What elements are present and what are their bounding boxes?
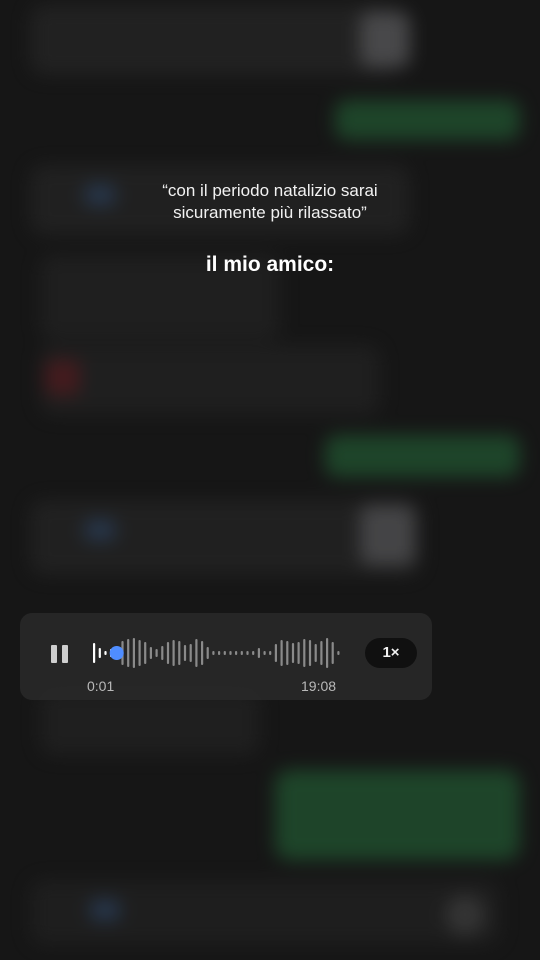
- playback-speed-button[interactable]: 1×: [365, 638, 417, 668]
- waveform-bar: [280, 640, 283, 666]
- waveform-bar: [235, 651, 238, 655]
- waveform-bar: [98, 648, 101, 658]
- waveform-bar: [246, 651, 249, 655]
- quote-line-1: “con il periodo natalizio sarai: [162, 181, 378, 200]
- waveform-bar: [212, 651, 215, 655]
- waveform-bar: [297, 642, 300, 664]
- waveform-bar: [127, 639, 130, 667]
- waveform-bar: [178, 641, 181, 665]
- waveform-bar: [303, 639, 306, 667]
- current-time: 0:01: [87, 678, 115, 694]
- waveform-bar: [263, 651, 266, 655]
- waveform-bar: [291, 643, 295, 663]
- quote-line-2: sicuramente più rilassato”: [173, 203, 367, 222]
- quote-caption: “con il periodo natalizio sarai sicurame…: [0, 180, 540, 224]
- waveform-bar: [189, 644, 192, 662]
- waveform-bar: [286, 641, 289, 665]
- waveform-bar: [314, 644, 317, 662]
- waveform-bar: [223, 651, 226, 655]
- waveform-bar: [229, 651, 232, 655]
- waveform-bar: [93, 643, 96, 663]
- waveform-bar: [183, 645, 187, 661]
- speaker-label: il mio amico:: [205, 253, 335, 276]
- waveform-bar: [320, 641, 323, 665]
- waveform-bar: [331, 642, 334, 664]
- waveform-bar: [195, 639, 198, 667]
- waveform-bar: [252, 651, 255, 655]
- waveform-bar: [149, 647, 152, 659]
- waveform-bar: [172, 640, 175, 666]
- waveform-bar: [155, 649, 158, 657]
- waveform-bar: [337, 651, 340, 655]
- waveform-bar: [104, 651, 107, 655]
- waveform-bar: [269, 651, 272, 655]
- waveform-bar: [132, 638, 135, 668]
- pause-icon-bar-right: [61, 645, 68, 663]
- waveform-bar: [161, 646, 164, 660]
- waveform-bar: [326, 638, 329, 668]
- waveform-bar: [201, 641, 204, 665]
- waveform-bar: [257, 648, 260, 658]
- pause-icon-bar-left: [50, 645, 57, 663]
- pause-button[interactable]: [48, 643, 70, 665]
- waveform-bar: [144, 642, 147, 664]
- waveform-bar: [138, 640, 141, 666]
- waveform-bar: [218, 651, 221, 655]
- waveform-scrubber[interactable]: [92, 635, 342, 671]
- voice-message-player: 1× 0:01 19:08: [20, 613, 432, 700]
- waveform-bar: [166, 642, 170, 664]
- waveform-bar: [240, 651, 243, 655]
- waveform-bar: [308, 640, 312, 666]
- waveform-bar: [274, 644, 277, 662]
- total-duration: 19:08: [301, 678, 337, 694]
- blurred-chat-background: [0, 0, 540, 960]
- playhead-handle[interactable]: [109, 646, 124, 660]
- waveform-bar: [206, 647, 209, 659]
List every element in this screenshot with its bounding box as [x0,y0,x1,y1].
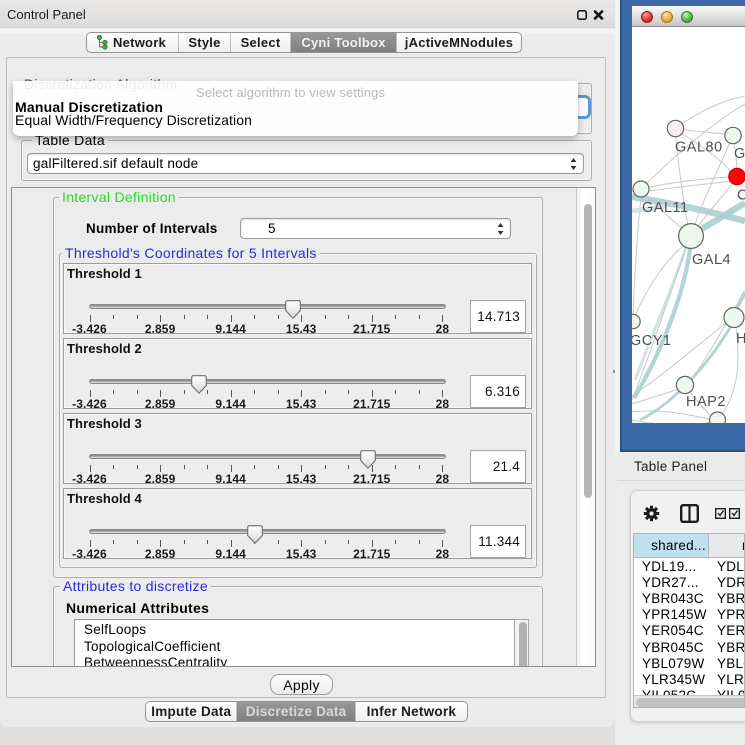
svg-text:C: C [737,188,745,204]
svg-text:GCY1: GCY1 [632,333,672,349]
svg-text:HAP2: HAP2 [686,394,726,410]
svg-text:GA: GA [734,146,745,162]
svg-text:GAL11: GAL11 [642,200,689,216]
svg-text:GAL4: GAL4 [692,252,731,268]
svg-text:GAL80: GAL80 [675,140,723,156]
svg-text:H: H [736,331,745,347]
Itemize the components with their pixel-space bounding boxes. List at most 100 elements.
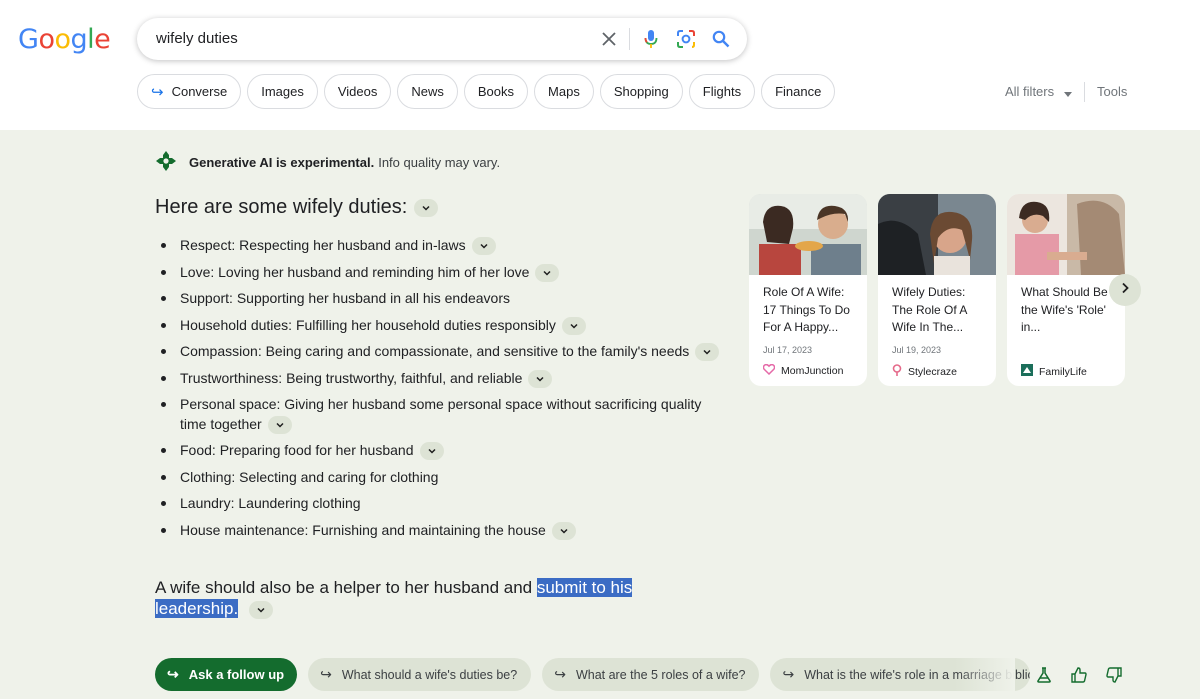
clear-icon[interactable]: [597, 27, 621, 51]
■ ■ ■ ■ ■
[Objective] Locate each of the lines above that contains the word "text", and copy every such line in full.

[Solution to this task]
svg-text:C: C [737,188,745,204]
svg-text:GCY1: GCY1 [632,333,672,349]
svg-text:HAP2: HAP2 [686,394,726,410]
svg-text:GA: GA [734,146,745,162]
svg-text:GAL11: GAL11 [642,200,689,216]
svg-text:GAL4: GAL4 [692,252,731,268]
svg-text:GAL80: GAL80 [675,140,723,156]
svg-text:H: H [736,331,745,347]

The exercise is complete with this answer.